### [Records from a collection of figures]

·····

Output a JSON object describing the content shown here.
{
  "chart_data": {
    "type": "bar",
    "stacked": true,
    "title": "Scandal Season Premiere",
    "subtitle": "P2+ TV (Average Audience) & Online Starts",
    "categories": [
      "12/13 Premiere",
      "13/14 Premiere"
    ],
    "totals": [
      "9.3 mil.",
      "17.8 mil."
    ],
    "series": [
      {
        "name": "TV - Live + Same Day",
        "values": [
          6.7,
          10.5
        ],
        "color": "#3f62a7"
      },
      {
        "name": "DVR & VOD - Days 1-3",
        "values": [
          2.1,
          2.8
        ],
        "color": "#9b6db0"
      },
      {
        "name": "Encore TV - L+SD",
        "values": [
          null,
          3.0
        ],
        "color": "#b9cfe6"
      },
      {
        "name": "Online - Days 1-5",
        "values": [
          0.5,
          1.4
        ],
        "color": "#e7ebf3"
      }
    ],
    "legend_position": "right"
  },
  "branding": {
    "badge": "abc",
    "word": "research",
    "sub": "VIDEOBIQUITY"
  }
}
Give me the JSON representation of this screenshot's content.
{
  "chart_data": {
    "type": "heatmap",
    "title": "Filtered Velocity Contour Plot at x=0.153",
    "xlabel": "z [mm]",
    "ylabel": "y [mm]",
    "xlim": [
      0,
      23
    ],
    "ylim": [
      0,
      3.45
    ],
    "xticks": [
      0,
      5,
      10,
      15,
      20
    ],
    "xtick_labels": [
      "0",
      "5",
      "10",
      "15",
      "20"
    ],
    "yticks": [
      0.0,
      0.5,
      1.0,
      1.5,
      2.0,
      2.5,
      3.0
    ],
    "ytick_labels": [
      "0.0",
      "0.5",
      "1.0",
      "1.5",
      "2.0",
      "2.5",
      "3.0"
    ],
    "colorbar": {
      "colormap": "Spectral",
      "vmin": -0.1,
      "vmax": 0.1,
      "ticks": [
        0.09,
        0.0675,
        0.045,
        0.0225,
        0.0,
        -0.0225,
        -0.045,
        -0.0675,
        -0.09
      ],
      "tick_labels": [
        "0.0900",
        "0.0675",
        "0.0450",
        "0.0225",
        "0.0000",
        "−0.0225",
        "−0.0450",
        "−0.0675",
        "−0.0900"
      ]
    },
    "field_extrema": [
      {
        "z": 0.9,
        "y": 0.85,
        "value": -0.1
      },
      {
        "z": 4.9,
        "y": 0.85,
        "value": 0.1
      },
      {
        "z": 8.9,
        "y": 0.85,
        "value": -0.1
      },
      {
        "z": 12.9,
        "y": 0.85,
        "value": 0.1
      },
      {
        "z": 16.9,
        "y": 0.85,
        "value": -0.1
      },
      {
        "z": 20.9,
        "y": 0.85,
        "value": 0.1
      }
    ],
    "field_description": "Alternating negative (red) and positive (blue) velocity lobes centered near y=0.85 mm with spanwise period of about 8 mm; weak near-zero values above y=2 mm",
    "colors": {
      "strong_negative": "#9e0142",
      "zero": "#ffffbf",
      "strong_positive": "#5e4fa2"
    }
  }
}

·····

### [WHAT YOU NEED TO DO]
Retype all the material above precisely, with no line left out.

### [WRITTEN SOLUTION]
Output a JSON object describing the content shown here.
{
  "chart_data": {
    "type": "bar",
    "stacked": true,
    "title": "Scandal Season Premiere",
    "subtitle": "P2+ TV (Average Audience) & Online Starts",
    "categories": [
      "12/13 Premiere",
      "13/14 Premiere"
    ],
    "totals": [
      "9.3 mil.",
      "17.8 mil."
    ],
    "series": [
      {
        "name": "TV - Live + Same Day",
        "values": [
          6.7,
          10.5
        ],
        "color": "#3f62a7"
      },
      {
        "name": "DVR & VOD - Days 1-3",
        "values": [
          2.1,
          2.8
        ],
        "color": "#9b6db0"
      },
      {
        "name": "Encore TV - L+SD",
        "values": [
          null,
          3.0
        ],
        "color": "#b9cfe6"
      },
      {
        "name": "Online - Days 1-5",
        "values": [
          0.5,
          1.4
        ],
        "color": "#e7ebf3"
      }
    ],
    "legend_position": "right"
  },
  "branding": {
    "badge": "abc",
    "word": "research",
    "sub": "VIDEOBIQUITY"
  }
}
Give me the JSON representation of this screenshot's content.
{
  "chart_data": {
    "type": "heatmap",
    "title": "Filtered Velocity Contour Plot at x=0.153",
    "xlabel": "z [mm]",
    "ylabel": "y [mm]",
    "xlim": [
      0,
      23
    ],
    "ylim": [
      0,
      3.45
    ],
    "xticks": [
      0,
      5,
      10,
      15,
      20
    ],
    "xtick_labels": [
      "0",
      "5",
      "10",
      "15",
      "20"
    ],
    "yticks": [
      0.0,
      0.5,
      1.0,
      1.5,
      2.0,
      2.5,
      3.0
    ],
    "ytick_labels": [
      "0.0",
      "0.5",
      "1.0",
      "1.5",
      "2.0",
      "2.5",
      "3.0"
    ],
    "colorbar": {
      "colormap": "Spectral",
      "vmin": -0.1,
      "vmax": 0.1,
      "ticks": [
        0.09,
        0.0675,
        0.045,
        0.0225,
        0.0,
        -0.0225,
        -0.045,
        -0.0675,
        -0.09
      ],
      "tick_labels": [
        "0.0900",
        "0.0675",
        "0.0450",
        "0.0225",
        "0.0000",
        "−0.0225",
        "−0.0450",
        "−0.0675",
        "−0.0900"
      ]
    },
    "field_extrema": [
      {
        "z": 0.9,
        "y": 0.85,
        "value": -0.1
      },
      {
        "z": 4.9,
        "y": 0.85,
        "value": 0.1
      },
      {
        "z": 8.9,
        "y": 0.85,
        "value": -0.1
      },
      {
        "z": 12.9,
        "y": 0.85,
        "value": 0.1
      },
      {
        "z": 16.9,
        "y": 0.85,
        "value": -0.1
      },
      {
        "z": 20.9,
        "y": 0.85,
        "value": 0.1
      }
    ],
    "field_description": "Alternating negative (red) and positive (blue) velocity lobes centered near y=0.85 mm with spanwise period of about 8 mm; weak near-zero values above y=2 mm",
    "colors": {
      "strong_negative": "#9e0142",
      "zero": "#ffffbf",
      "strong_positive": "#5e4fa2"
    }
  }
}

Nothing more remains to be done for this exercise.